No future pour le rock n’roll ?

Certains oiseaux de mauvais augure, hélas généralement bien informés, prévoient la fin prochaine de la vague rock n’roll à forte coloration punk qui a submergé les USA depuis quinze ans, dans la foulée de Greenday et d’Offspring, et l’Europe depuis six ou sept ans, y compris depuis 2007, ses marches les plus culturellement attardées (la France, donc) où elle avait tout de même fini par crever l’abcès techno…

Cause de ce décès annoncé, le caractère foncièrement joyeux de ce type de musique. Les consommateurs, dont les ados constituent le noyau dur, se sentant un besoin irrépressible de souffrir plus fort que tous les autres crétins d’humains, alors que la Fin du Monde menace. D’où le retour annoncé d’un pseudo-rock dépressif, à l’image de celui qui succéda à la première vague punk et dont les lamentables Cure furent le plus sinistre ornement. Il paraîtrait même que chez nous, leurs clones geignards, trotskisants et xanaxés d’Indochine croient leurs heures de gloire revenues – et je ne vous parle même pas de Noir Désir en embuscade. Si ces faits s’avéraient, alors, définitivement, il ne faudra plus parler de récession, mais de Grande Dépression.

Tous aux abris, donc, sauf que cette mutation a tout pour réjouir. Le rock n’roll va retrouver ses fondamentaux identitaires, minoritaires, catacombaires, et c’est très bien comme ça. Les DJ acnéiques ou les groupes pré-pubères l’oublieront et retourneront à leurs synthés. Hedi Slimane ou Jean-Paul Huchon n’essaieront plus de nous faire croire qu’ils font partie de la famille rock, ce qui était à peu près aussi dégoûtant que de voir Lescure, Guillon ou Muhlmann se faire passer pour des subversifs. On va pouvoir enfin se retrouver entre nous, sans être pris chaque semaine en otage par la presse ou la pub.

### Exercices
a: Relevez tous les noms de groupes de musique cités dans le texte sur le rock n'roll.
b: Recopiez à l'identique le passage du texte sur le rock n'roll qui commence à « Tous aux abris, donc, sauf » et se termine à « presse ou la pub. ».
Les lignes suivantes proviennent d'une autre source que le texte.

### Données fournies

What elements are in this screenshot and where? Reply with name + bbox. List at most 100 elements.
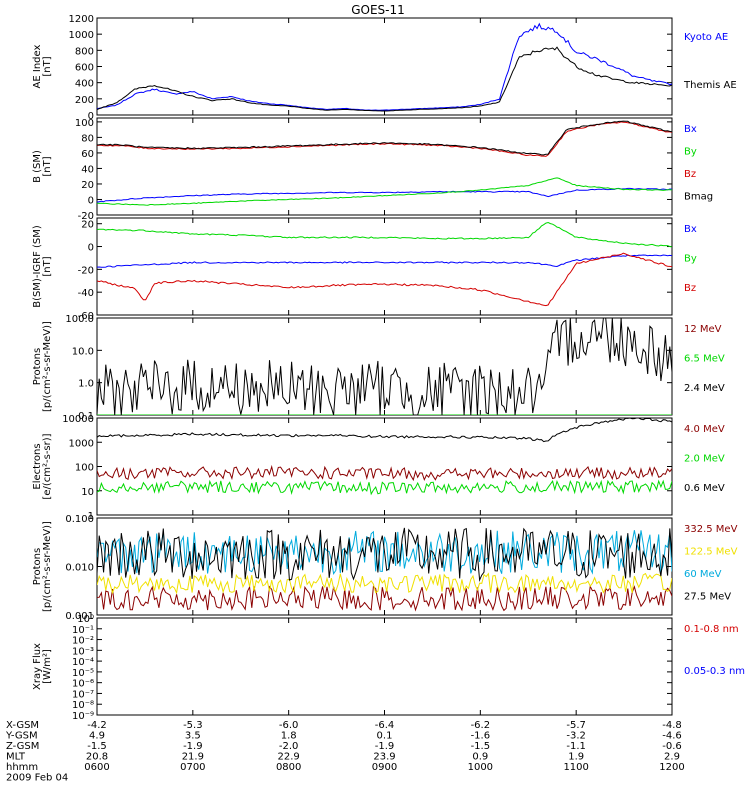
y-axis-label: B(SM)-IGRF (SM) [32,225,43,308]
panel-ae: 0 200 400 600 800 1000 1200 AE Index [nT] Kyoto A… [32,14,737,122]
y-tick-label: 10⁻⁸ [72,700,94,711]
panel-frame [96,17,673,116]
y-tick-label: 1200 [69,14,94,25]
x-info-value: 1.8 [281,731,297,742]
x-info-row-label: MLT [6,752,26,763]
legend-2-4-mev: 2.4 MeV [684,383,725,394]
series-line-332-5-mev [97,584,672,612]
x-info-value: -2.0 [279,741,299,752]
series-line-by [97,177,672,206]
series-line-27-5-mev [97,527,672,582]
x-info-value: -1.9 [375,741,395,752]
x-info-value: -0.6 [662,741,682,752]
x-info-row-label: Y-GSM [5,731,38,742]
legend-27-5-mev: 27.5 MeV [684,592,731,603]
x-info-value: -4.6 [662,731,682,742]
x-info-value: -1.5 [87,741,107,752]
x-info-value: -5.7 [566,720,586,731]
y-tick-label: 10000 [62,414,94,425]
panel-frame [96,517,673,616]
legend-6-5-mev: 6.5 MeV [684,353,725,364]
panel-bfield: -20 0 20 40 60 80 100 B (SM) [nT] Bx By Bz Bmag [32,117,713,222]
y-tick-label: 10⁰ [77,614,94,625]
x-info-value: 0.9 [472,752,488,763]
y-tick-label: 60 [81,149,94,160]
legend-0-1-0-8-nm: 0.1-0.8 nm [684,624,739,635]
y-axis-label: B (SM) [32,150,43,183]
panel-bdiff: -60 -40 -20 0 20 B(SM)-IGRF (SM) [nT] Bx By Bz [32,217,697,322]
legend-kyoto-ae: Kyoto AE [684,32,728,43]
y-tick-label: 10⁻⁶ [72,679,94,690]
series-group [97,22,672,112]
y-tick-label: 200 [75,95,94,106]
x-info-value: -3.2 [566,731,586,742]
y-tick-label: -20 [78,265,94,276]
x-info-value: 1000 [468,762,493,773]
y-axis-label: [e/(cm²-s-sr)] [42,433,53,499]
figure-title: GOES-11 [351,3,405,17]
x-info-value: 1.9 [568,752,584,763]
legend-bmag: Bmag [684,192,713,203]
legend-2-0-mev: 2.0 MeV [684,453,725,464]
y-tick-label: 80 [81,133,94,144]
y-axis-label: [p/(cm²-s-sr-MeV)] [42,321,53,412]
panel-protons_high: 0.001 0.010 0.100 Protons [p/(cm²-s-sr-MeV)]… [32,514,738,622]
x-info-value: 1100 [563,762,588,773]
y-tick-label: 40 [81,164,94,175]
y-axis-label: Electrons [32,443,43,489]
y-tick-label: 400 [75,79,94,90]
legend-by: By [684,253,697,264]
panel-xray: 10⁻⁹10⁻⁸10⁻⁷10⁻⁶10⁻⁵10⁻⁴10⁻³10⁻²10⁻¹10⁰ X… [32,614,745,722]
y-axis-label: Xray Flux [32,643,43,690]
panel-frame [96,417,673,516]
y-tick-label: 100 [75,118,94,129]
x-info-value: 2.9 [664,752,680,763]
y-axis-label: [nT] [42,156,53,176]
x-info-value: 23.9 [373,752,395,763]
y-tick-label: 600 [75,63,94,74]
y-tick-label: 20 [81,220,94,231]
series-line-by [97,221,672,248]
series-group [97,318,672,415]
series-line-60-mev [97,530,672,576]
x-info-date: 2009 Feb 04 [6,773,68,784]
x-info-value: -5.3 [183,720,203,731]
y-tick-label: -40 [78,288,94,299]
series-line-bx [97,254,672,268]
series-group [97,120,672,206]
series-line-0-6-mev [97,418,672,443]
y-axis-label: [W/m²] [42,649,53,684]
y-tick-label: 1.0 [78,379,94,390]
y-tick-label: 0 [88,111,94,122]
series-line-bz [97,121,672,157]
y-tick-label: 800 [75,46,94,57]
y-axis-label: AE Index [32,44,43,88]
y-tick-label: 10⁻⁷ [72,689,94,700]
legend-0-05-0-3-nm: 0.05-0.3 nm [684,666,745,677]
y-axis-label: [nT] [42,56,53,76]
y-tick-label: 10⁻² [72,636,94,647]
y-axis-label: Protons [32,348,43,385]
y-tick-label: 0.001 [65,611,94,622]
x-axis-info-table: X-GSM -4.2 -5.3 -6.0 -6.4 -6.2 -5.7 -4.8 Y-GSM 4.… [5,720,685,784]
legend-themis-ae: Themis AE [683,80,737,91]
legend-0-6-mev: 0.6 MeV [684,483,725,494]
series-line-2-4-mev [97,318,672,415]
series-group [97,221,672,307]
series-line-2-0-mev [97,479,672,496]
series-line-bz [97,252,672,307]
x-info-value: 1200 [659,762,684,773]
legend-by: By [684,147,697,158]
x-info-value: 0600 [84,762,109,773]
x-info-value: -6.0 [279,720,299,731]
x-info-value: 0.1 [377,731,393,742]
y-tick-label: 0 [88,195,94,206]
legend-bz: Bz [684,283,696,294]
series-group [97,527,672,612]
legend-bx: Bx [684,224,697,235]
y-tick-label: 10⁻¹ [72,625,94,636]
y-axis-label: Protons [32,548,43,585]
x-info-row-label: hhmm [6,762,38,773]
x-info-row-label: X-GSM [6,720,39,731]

### Réponses
a: Greenday, Offspring, Cure, Indochine, Noir Désir

b:
Tous aux abris, donc, sauf que cette mutation a tout pour réjouir. Le rock n’roll va retrouver ses fondamentaux identitaires, minoritaires, catacombaires, et c’est très bien comme ça. Les DJ acnéiques ou les groupes pré-pubères l’oublieront et retourneront à leurs synthés. Hedi Slimane ou Jean-Paul Huchon n’essaieront plus de nous faire croire qu’ils font partie de la famille rock, ce qui était à peu près aussi dégoûtant que de voir Lescure, Guillon ou Muhlmann se faire passer pour des subversifs. On va pouvoir enfin se retrouver entre nous, sans être pris chaque semaine en otage par la presse ou la pub.